Task brief — If a line below contains "Crossing", count it; then state how many such lines there are, and nothing else.

Component data from apps and pages —

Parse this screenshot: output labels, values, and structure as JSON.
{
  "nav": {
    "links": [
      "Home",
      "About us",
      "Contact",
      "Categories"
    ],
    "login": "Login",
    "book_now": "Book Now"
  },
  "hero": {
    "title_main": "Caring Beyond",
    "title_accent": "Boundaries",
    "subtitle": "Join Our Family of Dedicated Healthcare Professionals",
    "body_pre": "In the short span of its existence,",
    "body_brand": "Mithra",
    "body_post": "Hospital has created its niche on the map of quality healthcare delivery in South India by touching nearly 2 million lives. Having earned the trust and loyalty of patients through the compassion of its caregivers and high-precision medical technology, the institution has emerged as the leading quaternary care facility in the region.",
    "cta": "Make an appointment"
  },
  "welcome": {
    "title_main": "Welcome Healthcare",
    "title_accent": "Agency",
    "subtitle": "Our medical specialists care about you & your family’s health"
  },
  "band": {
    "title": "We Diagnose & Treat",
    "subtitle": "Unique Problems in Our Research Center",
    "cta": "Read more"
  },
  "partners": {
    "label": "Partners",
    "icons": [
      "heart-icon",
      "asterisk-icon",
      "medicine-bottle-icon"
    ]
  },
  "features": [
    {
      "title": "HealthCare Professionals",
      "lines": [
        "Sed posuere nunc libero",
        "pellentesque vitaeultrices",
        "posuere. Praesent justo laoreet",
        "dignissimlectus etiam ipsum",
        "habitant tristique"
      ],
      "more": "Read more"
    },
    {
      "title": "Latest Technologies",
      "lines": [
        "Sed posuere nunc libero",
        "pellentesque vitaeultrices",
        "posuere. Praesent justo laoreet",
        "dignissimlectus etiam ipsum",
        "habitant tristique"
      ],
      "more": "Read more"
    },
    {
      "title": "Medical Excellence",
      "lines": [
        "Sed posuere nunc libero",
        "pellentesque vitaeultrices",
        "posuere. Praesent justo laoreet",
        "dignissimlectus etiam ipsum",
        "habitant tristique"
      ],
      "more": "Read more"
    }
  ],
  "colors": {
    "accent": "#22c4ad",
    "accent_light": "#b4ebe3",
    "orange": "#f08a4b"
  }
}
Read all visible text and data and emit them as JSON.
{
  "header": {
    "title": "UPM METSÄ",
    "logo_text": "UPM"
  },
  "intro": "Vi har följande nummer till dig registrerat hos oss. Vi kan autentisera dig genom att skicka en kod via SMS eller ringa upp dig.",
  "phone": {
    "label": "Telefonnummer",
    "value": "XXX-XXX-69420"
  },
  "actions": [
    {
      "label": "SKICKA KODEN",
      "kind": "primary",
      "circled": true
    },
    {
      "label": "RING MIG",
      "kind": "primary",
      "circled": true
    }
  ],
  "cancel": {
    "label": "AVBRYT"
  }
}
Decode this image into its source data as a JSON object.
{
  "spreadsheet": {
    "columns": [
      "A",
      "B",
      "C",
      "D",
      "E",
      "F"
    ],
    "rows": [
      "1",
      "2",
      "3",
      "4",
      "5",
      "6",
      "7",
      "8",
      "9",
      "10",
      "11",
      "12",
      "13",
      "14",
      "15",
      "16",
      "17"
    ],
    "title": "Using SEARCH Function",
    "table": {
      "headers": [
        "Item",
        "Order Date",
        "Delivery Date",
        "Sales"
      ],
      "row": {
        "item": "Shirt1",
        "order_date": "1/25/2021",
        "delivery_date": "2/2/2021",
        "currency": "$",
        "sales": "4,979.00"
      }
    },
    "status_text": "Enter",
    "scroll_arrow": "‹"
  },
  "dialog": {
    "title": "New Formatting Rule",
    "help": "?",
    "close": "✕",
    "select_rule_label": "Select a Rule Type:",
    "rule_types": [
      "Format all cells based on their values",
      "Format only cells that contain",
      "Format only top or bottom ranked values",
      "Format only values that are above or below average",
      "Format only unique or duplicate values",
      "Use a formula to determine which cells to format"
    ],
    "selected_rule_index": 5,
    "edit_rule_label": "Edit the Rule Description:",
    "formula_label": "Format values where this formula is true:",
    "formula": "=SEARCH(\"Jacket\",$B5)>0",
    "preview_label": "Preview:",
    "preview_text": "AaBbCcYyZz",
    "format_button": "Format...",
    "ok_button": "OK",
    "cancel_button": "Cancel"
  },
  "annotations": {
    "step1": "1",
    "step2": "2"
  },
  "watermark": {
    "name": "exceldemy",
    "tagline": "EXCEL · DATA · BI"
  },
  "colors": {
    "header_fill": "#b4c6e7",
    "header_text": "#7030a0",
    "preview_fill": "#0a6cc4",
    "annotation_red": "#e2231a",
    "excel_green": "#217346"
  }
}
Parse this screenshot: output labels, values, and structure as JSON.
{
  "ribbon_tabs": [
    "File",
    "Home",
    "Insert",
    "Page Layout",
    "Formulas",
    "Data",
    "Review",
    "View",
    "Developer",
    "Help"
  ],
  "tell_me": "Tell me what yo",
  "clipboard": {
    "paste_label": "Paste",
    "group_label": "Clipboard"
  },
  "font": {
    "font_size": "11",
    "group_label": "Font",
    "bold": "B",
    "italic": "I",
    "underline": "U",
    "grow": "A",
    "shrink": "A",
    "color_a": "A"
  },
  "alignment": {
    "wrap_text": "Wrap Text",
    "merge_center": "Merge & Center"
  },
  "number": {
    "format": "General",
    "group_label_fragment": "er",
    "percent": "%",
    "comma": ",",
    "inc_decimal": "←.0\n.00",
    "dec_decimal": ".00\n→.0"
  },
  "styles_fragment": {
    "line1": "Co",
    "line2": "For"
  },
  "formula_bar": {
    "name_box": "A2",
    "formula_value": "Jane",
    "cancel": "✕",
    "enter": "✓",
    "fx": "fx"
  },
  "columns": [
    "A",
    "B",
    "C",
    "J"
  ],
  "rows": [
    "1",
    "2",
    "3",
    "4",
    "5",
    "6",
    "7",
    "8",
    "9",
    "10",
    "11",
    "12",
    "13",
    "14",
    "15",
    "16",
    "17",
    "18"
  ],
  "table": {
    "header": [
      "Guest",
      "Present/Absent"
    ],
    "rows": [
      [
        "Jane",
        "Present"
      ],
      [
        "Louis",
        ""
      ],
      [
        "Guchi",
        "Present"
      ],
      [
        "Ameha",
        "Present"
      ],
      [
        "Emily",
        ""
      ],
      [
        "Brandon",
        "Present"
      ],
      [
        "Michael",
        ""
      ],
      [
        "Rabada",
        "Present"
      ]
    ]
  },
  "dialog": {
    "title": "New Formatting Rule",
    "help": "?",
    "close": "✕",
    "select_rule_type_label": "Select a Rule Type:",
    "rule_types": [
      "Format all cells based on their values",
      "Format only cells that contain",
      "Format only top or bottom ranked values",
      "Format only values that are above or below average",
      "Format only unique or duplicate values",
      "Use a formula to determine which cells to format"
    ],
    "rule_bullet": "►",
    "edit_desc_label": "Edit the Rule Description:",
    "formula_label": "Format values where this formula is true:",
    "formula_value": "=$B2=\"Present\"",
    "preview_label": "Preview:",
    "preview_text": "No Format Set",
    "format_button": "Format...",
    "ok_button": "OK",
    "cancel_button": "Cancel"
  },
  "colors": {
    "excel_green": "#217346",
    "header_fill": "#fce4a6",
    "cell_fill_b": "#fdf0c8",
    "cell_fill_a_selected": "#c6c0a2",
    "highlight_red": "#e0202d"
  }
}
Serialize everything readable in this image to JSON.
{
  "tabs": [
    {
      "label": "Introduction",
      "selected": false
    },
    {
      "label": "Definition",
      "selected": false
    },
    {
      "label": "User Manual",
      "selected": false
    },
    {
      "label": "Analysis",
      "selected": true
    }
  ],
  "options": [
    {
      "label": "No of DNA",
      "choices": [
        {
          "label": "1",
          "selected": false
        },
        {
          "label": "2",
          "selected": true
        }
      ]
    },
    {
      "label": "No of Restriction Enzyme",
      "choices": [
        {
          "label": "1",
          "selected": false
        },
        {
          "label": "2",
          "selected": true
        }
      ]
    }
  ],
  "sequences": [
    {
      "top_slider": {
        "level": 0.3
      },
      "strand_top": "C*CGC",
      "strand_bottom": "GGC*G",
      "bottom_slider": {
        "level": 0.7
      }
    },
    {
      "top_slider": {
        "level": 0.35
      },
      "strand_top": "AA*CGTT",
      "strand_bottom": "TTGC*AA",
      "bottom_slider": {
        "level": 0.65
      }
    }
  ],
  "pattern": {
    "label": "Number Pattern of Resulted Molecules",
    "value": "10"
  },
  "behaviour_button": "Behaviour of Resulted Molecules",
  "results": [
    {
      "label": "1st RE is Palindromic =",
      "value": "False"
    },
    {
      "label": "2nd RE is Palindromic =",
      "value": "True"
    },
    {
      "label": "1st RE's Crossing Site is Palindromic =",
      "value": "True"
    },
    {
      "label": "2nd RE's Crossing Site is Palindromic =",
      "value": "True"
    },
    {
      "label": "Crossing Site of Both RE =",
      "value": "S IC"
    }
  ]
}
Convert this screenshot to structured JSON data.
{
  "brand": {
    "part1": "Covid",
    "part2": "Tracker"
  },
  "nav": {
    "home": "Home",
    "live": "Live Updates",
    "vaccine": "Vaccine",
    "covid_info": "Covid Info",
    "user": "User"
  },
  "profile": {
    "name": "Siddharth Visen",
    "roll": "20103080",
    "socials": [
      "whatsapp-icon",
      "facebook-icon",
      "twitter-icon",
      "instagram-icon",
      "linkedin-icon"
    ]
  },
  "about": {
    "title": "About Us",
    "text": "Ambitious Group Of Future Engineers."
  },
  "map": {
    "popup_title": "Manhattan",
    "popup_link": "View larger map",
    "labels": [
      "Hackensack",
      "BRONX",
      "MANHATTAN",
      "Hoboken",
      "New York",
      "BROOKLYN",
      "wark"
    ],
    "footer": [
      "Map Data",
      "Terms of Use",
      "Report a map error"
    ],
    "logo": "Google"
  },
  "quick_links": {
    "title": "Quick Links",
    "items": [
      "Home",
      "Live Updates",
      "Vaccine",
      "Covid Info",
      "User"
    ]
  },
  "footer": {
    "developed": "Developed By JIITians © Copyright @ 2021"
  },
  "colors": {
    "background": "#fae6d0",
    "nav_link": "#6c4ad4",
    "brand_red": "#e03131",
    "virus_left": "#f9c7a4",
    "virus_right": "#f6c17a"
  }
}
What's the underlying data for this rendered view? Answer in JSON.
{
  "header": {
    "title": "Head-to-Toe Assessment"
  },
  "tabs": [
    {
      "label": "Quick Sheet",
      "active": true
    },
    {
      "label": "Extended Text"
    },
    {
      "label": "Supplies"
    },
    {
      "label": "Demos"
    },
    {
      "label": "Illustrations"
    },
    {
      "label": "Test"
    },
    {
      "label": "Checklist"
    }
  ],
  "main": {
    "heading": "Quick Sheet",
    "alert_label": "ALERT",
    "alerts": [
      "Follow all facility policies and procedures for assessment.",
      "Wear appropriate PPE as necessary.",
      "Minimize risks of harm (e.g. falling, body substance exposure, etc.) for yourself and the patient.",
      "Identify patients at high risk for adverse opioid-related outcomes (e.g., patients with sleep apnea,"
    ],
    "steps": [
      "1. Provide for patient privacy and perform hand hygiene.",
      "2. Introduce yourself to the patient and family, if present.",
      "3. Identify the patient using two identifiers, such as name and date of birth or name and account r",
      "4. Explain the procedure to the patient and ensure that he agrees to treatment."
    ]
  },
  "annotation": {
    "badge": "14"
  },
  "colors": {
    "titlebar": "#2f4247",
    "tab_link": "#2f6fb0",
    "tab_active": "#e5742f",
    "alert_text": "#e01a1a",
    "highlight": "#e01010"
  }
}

Solution for this problem — 3